> [WHAT TO DO]:
Show all lines of the listing that hold the word "University".

> [EXERCISE INPUTS]:

%%

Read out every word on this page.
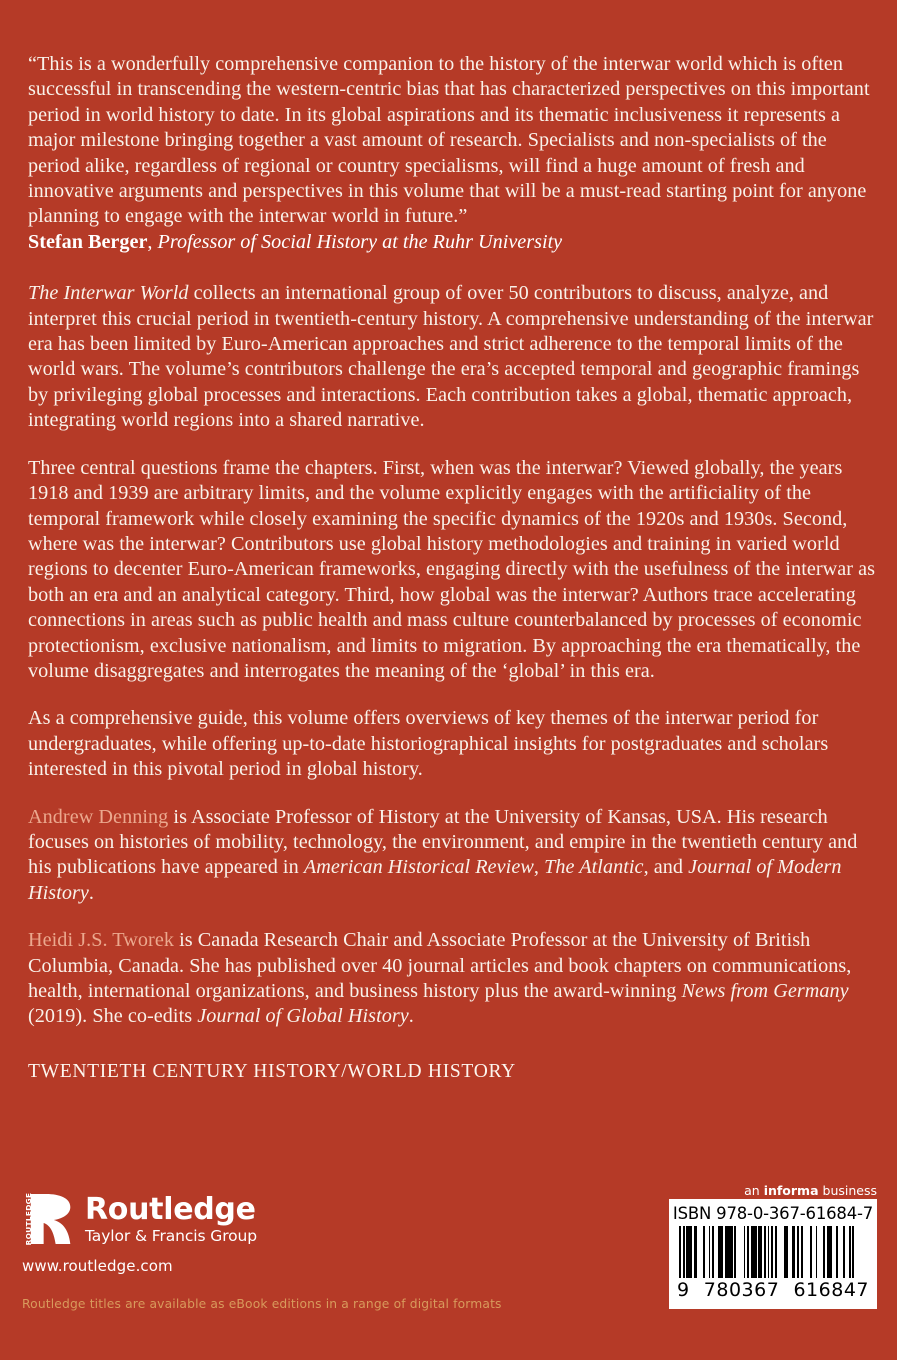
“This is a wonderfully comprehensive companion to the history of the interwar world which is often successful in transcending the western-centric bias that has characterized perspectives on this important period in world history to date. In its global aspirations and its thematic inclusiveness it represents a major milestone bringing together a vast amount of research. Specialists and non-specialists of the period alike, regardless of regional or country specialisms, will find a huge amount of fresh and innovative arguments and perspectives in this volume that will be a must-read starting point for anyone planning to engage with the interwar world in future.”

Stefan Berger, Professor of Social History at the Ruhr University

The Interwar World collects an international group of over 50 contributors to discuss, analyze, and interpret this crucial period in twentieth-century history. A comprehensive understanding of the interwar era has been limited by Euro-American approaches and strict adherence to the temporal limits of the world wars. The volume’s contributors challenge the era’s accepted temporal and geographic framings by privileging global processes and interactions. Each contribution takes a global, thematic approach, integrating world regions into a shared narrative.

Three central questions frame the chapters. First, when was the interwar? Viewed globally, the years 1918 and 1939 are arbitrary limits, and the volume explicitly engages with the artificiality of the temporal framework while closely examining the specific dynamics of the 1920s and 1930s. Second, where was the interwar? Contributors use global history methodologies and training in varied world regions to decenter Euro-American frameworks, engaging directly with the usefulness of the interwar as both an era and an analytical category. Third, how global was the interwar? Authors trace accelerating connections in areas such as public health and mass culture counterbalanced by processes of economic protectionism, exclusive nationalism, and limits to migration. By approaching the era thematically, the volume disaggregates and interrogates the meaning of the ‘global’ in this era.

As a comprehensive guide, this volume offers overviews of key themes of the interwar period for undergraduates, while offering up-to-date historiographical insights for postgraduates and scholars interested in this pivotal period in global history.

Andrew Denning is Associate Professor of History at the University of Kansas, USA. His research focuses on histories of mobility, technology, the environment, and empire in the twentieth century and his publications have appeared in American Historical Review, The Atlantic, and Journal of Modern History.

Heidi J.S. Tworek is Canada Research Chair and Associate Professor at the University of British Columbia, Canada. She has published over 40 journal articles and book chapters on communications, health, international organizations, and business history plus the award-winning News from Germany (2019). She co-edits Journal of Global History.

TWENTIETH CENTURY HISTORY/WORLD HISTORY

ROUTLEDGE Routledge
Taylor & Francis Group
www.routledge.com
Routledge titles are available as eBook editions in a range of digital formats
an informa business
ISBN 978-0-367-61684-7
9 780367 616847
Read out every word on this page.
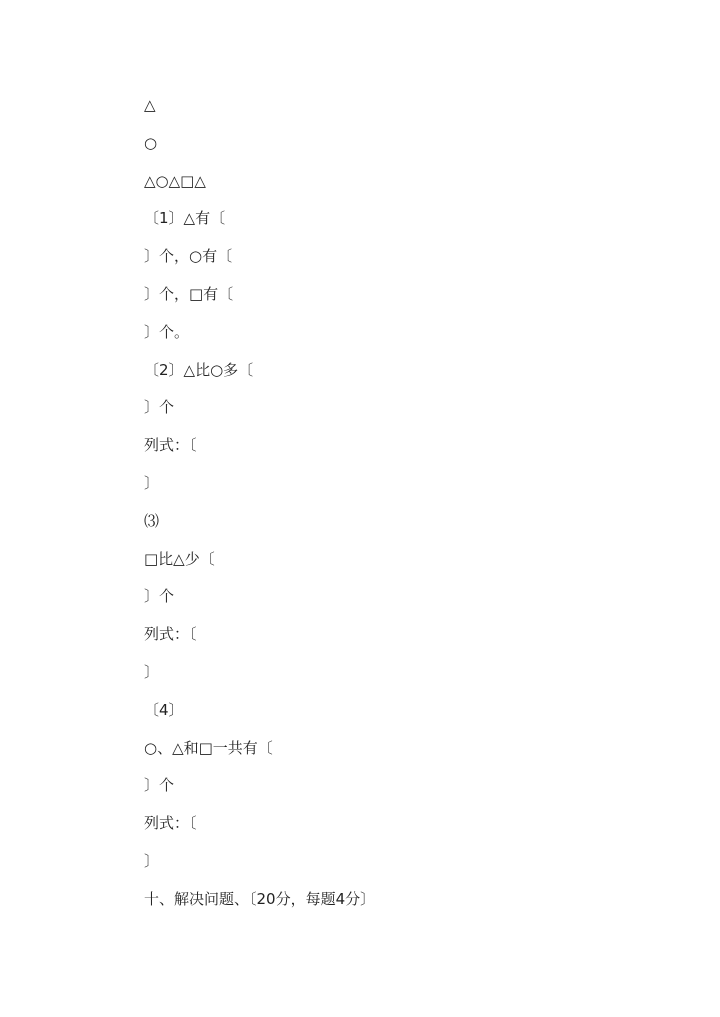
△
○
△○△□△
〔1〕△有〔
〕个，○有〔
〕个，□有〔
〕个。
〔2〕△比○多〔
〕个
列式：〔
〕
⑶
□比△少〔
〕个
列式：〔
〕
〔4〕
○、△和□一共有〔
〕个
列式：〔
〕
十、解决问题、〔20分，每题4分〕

%%

> [TASK RESPONSE]:
Stefan Berger, Professor of Social History at the Ruhr University
Andrew Denning is Associate Professor of History at the University of Kansas, USA. His research focuses on histories of mobility, technology, the environment, and empire in the twentieth century and his publications have appeared in American Historical Review, The Atlantic, and Journal of Modern History.
Heidi J.S. Tworek is Canada Research Chair and Associate Professor at the University of British Columbia, Canada. She has published over 40 journal articles and book chapters on communications, health, international organizations, and business history plus the award-winning News from Germany (2019). She co-edits Journal of Global History.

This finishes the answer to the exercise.